— BEGIN RECORDS SUPPLIED —

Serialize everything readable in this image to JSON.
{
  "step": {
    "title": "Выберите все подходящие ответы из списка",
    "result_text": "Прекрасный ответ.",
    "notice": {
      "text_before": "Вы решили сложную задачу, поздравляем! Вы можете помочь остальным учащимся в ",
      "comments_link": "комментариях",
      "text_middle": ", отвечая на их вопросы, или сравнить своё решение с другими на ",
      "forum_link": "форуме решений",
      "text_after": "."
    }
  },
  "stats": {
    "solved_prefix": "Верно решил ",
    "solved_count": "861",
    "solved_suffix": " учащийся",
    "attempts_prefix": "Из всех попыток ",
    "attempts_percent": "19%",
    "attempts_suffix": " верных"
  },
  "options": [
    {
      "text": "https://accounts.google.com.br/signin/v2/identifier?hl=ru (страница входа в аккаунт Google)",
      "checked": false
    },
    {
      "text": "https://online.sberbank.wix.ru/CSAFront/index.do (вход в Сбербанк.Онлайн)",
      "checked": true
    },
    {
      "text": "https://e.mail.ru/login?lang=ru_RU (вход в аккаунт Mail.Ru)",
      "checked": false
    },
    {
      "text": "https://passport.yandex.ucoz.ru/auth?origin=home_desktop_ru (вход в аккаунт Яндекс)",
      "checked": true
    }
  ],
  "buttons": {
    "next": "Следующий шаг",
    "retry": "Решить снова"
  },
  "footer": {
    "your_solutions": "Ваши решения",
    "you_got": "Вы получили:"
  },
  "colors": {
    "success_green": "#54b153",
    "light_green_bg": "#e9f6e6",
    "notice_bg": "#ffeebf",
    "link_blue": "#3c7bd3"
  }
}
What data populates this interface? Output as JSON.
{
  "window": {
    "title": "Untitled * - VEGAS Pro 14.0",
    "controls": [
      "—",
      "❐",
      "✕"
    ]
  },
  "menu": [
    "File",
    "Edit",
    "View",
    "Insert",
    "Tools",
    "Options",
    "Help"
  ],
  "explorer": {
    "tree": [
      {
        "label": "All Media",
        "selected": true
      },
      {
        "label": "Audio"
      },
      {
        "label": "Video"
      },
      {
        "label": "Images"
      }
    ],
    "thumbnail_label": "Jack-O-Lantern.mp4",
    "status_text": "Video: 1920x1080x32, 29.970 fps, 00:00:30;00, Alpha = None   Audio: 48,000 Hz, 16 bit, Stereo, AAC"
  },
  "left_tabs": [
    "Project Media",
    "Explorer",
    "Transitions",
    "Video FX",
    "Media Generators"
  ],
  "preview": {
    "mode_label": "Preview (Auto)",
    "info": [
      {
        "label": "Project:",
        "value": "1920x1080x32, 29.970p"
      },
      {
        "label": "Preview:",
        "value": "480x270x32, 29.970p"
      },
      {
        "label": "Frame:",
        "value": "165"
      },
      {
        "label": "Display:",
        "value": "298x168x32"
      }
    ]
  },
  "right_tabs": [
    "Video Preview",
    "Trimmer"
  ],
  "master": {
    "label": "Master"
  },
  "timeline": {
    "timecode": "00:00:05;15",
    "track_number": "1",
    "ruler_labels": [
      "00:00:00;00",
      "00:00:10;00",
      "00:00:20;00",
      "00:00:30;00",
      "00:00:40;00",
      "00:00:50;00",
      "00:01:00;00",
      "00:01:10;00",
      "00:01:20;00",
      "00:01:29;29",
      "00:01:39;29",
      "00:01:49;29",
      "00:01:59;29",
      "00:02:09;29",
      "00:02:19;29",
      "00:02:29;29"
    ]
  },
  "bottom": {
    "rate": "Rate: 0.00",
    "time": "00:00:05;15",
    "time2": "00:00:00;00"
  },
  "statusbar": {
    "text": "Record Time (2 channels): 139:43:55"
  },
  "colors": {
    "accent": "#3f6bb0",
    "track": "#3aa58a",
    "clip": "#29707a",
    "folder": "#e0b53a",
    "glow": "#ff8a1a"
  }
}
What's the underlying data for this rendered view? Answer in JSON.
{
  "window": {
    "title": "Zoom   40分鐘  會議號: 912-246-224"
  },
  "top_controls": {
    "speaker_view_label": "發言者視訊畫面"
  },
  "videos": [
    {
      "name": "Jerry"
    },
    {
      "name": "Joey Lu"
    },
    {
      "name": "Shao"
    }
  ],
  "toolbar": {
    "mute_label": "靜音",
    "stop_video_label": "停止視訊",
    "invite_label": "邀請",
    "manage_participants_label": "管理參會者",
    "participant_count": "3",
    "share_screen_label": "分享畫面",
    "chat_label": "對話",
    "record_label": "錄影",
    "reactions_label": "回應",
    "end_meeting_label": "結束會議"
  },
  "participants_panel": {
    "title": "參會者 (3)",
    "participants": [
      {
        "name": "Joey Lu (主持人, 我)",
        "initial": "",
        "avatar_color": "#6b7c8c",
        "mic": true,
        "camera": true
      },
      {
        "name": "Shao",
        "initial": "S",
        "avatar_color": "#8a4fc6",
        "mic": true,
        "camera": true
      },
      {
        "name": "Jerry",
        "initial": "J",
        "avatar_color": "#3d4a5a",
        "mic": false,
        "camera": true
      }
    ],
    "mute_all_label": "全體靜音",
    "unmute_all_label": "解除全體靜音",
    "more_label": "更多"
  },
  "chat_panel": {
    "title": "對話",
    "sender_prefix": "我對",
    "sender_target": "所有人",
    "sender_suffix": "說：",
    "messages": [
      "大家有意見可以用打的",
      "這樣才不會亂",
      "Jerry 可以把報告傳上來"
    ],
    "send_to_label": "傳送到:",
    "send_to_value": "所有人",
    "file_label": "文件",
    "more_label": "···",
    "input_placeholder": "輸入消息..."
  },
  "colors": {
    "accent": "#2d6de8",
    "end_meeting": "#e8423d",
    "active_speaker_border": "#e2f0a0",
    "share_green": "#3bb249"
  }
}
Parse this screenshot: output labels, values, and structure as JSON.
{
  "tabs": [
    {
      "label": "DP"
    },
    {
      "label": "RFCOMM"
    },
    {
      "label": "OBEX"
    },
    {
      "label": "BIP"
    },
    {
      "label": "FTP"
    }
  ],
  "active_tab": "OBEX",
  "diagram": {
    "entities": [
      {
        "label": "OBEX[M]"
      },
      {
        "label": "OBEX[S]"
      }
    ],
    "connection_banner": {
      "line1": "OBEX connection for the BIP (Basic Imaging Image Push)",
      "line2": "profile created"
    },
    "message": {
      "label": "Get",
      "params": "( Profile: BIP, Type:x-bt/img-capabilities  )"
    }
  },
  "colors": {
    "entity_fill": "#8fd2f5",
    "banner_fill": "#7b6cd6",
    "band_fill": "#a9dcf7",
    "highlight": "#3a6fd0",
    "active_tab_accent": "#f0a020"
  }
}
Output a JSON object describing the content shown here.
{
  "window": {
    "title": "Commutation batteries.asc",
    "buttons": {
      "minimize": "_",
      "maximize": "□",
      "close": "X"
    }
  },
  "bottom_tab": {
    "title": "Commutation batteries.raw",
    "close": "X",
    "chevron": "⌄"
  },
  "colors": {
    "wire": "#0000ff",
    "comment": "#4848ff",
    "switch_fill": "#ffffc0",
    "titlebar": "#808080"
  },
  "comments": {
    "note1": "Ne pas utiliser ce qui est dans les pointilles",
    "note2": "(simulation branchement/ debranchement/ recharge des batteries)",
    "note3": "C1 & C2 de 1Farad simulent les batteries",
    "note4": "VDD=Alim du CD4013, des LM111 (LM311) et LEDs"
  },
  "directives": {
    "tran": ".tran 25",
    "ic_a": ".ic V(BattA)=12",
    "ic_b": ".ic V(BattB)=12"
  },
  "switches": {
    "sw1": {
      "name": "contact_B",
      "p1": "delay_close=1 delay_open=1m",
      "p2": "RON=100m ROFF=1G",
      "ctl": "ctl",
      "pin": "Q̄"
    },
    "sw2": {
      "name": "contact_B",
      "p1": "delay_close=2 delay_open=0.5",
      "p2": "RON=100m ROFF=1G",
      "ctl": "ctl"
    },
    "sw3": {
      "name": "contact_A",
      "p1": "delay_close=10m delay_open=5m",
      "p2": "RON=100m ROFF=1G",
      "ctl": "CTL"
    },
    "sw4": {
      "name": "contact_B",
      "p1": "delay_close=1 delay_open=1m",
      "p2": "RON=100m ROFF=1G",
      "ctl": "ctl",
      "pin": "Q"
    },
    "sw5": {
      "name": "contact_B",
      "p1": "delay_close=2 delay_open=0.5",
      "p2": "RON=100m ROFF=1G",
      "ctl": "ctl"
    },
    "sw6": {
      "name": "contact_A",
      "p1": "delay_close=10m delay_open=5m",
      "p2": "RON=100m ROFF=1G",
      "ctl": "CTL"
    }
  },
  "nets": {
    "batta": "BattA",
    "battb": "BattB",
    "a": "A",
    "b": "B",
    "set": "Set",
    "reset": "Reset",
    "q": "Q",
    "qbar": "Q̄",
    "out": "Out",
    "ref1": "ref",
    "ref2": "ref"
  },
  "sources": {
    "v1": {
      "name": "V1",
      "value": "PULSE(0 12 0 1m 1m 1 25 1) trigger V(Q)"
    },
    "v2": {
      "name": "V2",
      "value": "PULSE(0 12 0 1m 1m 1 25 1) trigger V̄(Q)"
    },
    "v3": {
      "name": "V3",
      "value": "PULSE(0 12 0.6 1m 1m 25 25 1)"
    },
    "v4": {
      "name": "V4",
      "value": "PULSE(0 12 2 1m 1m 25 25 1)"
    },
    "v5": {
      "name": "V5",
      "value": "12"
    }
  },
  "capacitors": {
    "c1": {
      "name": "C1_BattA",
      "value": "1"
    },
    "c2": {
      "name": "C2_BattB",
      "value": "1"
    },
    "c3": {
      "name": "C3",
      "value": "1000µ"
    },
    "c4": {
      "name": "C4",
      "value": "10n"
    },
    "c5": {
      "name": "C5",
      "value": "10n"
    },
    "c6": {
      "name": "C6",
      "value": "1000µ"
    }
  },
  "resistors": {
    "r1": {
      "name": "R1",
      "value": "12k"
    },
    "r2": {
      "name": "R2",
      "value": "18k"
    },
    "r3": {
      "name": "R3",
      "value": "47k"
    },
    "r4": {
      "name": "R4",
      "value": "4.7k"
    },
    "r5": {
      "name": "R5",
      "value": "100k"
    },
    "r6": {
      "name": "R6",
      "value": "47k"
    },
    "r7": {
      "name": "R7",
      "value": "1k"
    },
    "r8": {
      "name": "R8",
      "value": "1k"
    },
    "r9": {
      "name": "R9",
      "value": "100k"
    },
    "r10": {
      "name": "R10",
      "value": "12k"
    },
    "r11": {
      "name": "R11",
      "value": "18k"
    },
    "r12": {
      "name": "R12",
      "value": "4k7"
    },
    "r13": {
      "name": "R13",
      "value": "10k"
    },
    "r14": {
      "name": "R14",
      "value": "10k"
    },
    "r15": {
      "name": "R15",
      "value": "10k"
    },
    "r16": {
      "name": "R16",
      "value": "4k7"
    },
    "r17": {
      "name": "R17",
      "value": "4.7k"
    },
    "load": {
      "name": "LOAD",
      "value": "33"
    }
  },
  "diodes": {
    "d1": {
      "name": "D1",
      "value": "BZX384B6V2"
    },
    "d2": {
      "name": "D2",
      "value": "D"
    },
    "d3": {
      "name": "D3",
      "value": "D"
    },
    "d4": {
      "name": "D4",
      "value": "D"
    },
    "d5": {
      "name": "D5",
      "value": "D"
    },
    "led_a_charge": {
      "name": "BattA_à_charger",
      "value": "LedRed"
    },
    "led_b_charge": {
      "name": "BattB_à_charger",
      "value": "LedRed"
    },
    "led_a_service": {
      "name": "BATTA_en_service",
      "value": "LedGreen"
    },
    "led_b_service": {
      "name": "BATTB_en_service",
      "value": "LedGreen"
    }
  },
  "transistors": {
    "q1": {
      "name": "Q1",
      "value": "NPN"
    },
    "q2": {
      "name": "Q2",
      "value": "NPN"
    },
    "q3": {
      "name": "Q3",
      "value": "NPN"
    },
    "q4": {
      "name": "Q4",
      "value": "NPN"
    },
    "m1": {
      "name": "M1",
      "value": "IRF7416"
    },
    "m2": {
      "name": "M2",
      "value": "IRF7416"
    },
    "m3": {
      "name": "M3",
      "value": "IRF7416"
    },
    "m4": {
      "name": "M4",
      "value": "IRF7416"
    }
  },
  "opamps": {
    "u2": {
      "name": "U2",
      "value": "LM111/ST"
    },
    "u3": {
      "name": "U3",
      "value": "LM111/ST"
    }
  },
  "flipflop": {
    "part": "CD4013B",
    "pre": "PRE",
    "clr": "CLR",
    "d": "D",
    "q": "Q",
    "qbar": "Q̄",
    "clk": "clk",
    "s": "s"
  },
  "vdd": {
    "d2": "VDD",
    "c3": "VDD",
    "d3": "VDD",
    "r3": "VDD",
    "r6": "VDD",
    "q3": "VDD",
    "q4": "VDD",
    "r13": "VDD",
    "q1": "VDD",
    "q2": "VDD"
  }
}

— END RECORDS SUPPLIED —

Each line that contains the word "Audio" counts toward the total; give only that total.

2